### [Directives]
1 – In the converter.py guide, what measure of similarity is used when validating results against the original model and framework?
2 – Translate this sentence from the converter.py guide into Spanish: "Validate the correctness by comparing the results against the original model and framework, measured with cosine distance for similarity."
3 – Carry the converter.py guide forward by writing what comes after its last sentence.

### [Passage provided]
Using ``-h`` to get detailed help.

.. code:: sh

    python tools/converter.py -h
    python tools/converter.py build -h
    python tools/converter.py run -h
    python tools/converter.py benchmark -h


---------------------------------------------
3.3 \ ``tools/converter.py``\ usage examples
---------------------------------------------

.. code:: sh

    # Build the static library
    python tools/converter.py build --config=models/config.yaml

    # Test model run time
    python tools/converter.py run --config=models/config.yaml --round=100

    # Validate the correctness by comparing the results against the
    # original model and framework, measured with cosine distance for similarity.
    python tools/converter.py run --config=models/config.yaml --validate

    # Benchmark and profiling model, get detailed statistics of each Op.
    python tools/converter.py benchmark --config=models/config.yaml

    # Check the memory usage of the model(**Just keep only one model in configuration file**)
    python tools/converter.py run --config=models/config.yaml --round=10000 &
    sleep 5
    adb shell dumpsys meminfo | grep mace_run
    kill %1

=============
4. Deployment
=============

``build`` command will generate the static library, model files and header files
and packaged as ``build/${library_name}/libmace_${library_name}.tar.gz``.

### [Given data]
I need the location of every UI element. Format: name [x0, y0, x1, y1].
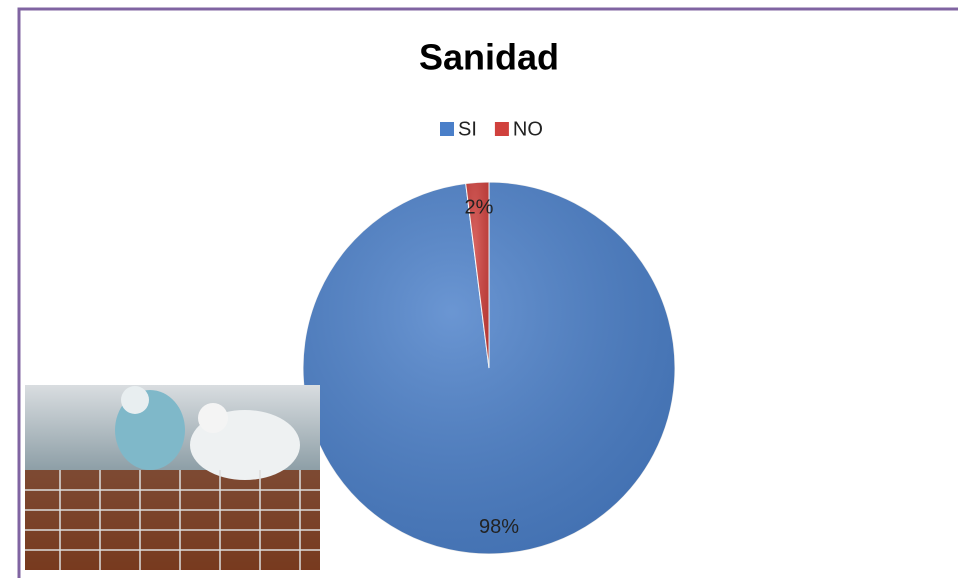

### [Results of the exercise]
1 – Cosine distance.

2 – Valida la corrección comparando los resultados con el modelo y el framework originales, usando la distancia del coseno como medida de similitud.

3 –
They are organized as follows,

.. code::

      build/
      └── mobilenet-v2-gpu
          ├── include
          │   └── mace
          │       └── public
          │           ├── mace.h
          │           └── mace_runtime.h
          ├── libmace_mobilenet-v2-gpu.tar.gz
          ├── library
          │   ├── arm64-v8a
          │   │   └── libmace_mobilenet-v2-gpu.MI6.msm8998.a
          │   └── armeabi-v7a
          │       └── libmace_mobilenet-v2-gpu.MI6.msm8998.a
          ├── model
          │   ├── mobilenet_v2.data
          │   └── mobilenet_v2.pb
          └─── opencl
               └── compiled_opencl_kernel.bin

.. note::

    1. DSP runtime depends on ``libhexagon_controller.so``.
    2. ``${MODEL_TAG}.pb`` file will be generated only when ``build_type`` is ``proto``.
    3. ``compiled_kernel.bin`` will be generated only when ``target_soc`` and ``gpu`` runtime are specified.

.. warning::

    ``compiled_kernel.bin`` depends on the OpenCL version of the device, you should maintan the
    compatibility or configure compiling cache store with ``ConfigKVStorageFactory``.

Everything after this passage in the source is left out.